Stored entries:
━━━━━━━━━━━━━━━━━━━━━━━━━━━━━━
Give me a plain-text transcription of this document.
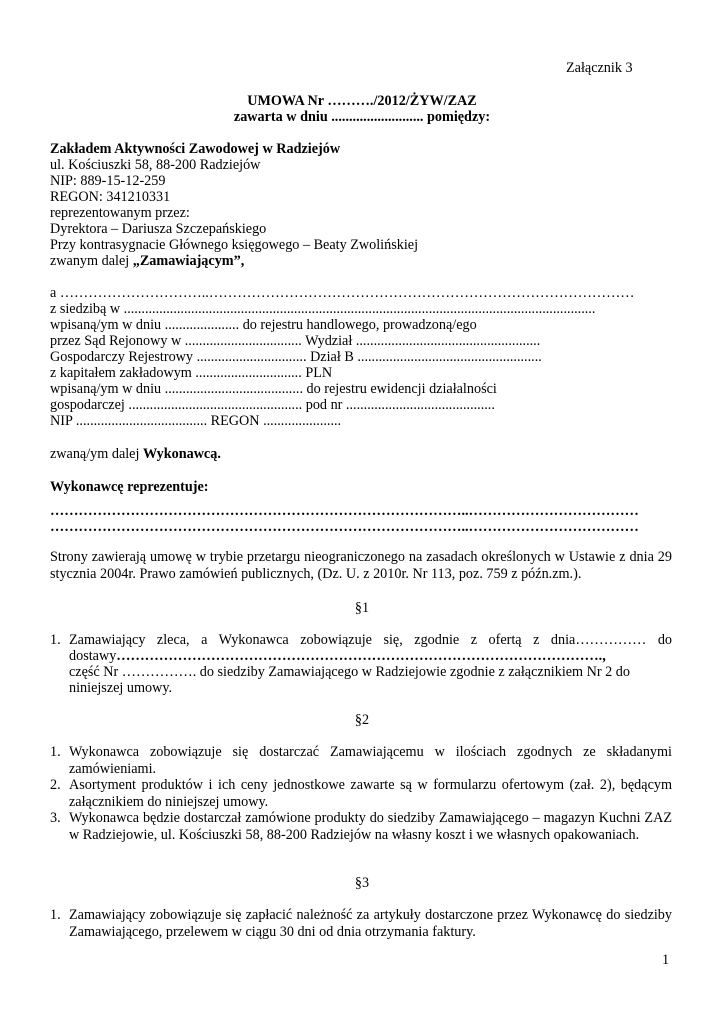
Załącznik 3
UMOWA Nr ………./2012/ŻYW/ZAZ
zawarta w dniu .......................... pomiędzy:
Zakładem Aktywności Zawodowej w Radziejów
ul. Kościuszki 58, 88-200 Radziejów
NIP: 889-15-12-259
REGON: 341210331
reprezentowanym przez:
Dyrektora – Dariusza Szczepańskiego
Przy kontrasygnacie Głównego księgowego – Beaty Zwolińskiej
zwanym dalej „Zamawiającym”,
a …………………………..………………………………………………………………………………
z siedzibą w .....................................................................................................................................
wpisaną/ym w dniu ..................... do rejestru handlowego, prowadzoną/ego
przez Sąd Rejonowy w ................................. Wydział ....................................................
Gospodarczy Rejestrowy ............................... Dział B ....................................................
z kapitałem zakładowym .............................. PLN
wpisaną/ym w dniu ....................................... do rejestru ewidencji działalności
gospodarczej ................................................. pod nr ..........................................
NIP ..................................... REGON ......................
zwaną/ym dalej Wykonawcą.
Wykonawcę reprezentuje:
……………………………………………………………………………..………………………………
……………………………………………………………………………..………………………………
Strony zawierają umowę w trybie przetargu nieograniczonego na zasadach określonych w Ustawie z dnia 29 stycznia 2004r. Prawo zamówień publicznych, (Dz. U. z 2010r. Nr 113, poz. 759 z późn.zm.).
§1
1. Zamawiający zleca, a Wykonawca zobowiązuje się, zgodnie z ofertą z dnia…………… do
dostawy………………………………………………………………………………………….,
część Nr ……………. do siedziby Zamawiającego w Radziejowie zgodnie z załącznikiem Nr 2 do
niniejszej umowy.
§2
1. Wykonawca zobowiązuje się dostarczać Zamawiającemu w ilościach zgodnych ze składanymi zamówieniami.
2. Asortyment produktów i ich ceny jednostkowe zawarte są w formularzu ofertowym (zał. 2), będącym załącznikiem do niniejszej umowy.
3. Wykonawca będzie dostarczał zamówione produkty do siedziby Zamawiającego – magazyn Kuchni ZAZ w Radziejowie, ul. Kościuszki 58, 88-200 Radziejów na własny koszt i we własnych opakowaniach.
§3
1. Zamawiający zobowiązuje się zapłacić należność za artykuły dostarczone przez Wykonawcę do siedziby Zamawiającego, przelewem w ciągu 30 dni od dnia otrzymania faktury.
1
━━━━━━━━━━━━━━━━━━━━━━━━━━━━━━
AIM
Make an exact copy of the whole listing, but don't bring over any pictures.

TASK SOLUTION
Give me a plain-text transcription of this document.
Załącznik 3
UMOWA Nr ………./2012/ŻYW/ZAZ
zawarta w dniu .......................... pomiędzy:
Zakładem Aktywności Zawodowej w Radziejów
ul. Kościuszki 58, 88-200 Radziejów
NIP: 889-15-12-259
REGON: 341210331
reprezentowanym przez:
Dyrektora – Dariusza Szczepańskiego
Przy kontrasygnacie Głównego księgowego – Beaty Zwolińskiej
zwanym dalej „Zamawiającym”,
a …………………………..………………………………………………………………………………
z siedzibą w .....................................................................................................................................
wpisaną/ym w dniu ..................... do rejestru handlowego, prowadzoną/ego
przez Sąd Rejonowy w ................................. Wydział ....................................................
Gospodarczy Rejestrowy ............................... Dział B ....................................................
z kapitałem zakładowym .............................. PLN
wpisaną/ym w dniu ....................................... do rejestru ewidencji działalności
gospodarczej ................................................. pod nr ..........................................
NIP ..................................... REGON ......................
zwaną/ym dalej Wykonawcą.
Wykonawcę reprezentuje:
……………………………………………………………………………..………………………………
……………………………………………………………………………..………………………………
Strony zawierają umowę w trybie przetargu nieograniczonego na zasadach określonych w Ustawie z dnia 29 stycznia 2004r. Prawo zamówień publicznych, (Dz. U. z 2010r. Nr 113, poz. 759 z późn.zm.).
§1
1. Zamawiający zleca, a Wykonawca zobowiązuje się, zgodnie z ofertą z dnia…………… do
dostawy………………………………………………………………………………………….,
część Nr ……………. do siedziby Zamawiającego w Radziejowie zgodnie z załącznikiem Nr 2 do
niniejszej umowy.
§2
1. Wykonawca zobowiązuje się dostarczać Zamawiającemu w ilościach zgodnych ze składanymi zamówieniami.
2. Asortyment produktów i ich ceny jednostkowe zawarte są w formularzu ofertowym (zał. 2), będącym załącznikiem do niniejszej umowy.
3. Wykonawca będzie dostarczał zamówione produkty do siedziby Zamawiającego – magazyn Kuchni ZAZ w Radziejowie, ul. Kościuszki 58, 88-200 Radziejów na własny koszt i we własnych opakowaniach.
§3
1. Zamawiający zobowiązuje się zapłacić należność za artykuły dostarczone przez Wykonawcę do siedziby Zamawiającego, przelewem w ciągu 30 dni od dnia otrzymania faktury.
1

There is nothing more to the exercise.